§ **Figure collection entries**:
▼
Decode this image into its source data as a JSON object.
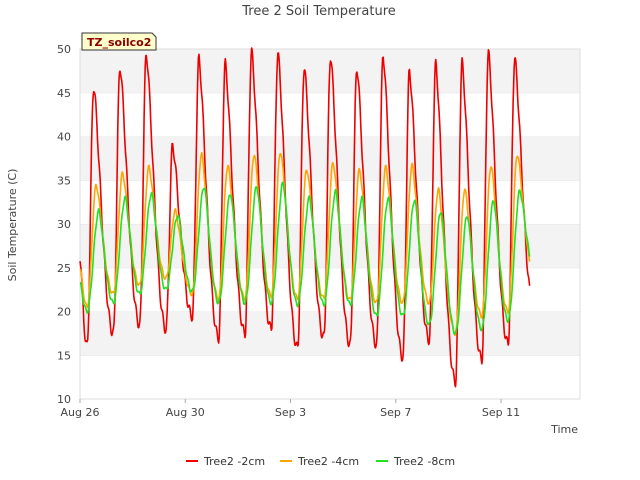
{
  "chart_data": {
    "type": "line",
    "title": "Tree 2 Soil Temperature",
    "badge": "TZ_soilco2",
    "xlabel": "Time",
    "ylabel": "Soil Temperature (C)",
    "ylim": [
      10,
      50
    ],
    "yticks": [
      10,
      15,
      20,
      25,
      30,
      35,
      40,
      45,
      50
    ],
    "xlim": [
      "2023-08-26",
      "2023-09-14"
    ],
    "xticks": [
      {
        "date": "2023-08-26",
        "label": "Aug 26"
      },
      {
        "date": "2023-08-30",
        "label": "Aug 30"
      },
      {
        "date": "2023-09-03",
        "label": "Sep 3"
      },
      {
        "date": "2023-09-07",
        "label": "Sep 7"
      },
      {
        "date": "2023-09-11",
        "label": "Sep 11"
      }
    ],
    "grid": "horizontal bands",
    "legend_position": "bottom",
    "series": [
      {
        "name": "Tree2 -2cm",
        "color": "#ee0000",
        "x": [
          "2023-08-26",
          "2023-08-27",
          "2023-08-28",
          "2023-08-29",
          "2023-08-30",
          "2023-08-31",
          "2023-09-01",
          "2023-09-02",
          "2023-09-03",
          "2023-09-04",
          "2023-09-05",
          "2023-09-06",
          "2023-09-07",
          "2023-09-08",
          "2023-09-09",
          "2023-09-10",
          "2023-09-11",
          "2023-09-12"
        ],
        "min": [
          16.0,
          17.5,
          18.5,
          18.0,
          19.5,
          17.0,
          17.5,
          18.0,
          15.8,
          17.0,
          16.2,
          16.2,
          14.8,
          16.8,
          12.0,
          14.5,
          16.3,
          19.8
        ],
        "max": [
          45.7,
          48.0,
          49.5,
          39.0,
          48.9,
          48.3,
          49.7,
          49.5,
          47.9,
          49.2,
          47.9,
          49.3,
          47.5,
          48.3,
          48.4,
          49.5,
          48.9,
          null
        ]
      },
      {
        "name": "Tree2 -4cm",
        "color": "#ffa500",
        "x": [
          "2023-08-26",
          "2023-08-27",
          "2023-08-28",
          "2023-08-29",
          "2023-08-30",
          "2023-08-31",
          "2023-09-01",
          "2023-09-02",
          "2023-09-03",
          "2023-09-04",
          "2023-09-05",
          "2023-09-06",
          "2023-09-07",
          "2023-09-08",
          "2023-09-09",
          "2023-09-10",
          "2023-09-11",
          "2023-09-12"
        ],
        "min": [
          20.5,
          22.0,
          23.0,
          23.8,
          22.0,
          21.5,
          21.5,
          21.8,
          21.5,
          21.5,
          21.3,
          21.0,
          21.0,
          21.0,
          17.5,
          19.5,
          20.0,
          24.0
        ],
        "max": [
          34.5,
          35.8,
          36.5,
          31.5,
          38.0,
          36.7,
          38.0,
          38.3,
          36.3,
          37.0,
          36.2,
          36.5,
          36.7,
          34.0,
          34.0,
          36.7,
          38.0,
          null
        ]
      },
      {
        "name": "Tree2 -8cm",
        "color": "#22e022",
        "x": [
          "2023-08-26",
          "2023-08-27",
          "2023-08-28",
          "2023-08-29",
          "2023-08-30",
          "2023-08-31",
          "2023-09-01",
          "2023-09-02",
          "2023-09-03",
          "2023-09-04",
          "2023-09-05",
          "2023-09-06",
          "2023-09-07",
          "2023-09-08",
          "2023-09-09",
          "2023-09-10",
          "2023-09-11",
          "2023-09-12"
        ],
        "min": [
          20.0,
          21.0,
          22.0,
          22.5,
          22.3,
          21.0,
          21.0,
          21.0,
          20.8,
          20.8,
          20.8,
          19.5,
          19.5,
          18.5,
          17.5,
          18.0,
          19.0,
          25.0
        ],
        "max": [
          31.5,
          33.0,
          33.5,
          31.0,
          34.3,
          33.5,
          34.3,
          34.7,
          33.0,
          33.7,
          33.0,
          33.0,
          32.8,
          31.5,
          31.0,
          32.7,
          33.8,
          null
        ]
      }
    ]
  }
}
▲
§ **Task**: From the listing above, copy every line that holds the string "name".

§ **Problem solution**:
        "name": "Tree2 -2cm",
        "name": "Tree2 -4cm",
        "name": "Tree2 -8cm",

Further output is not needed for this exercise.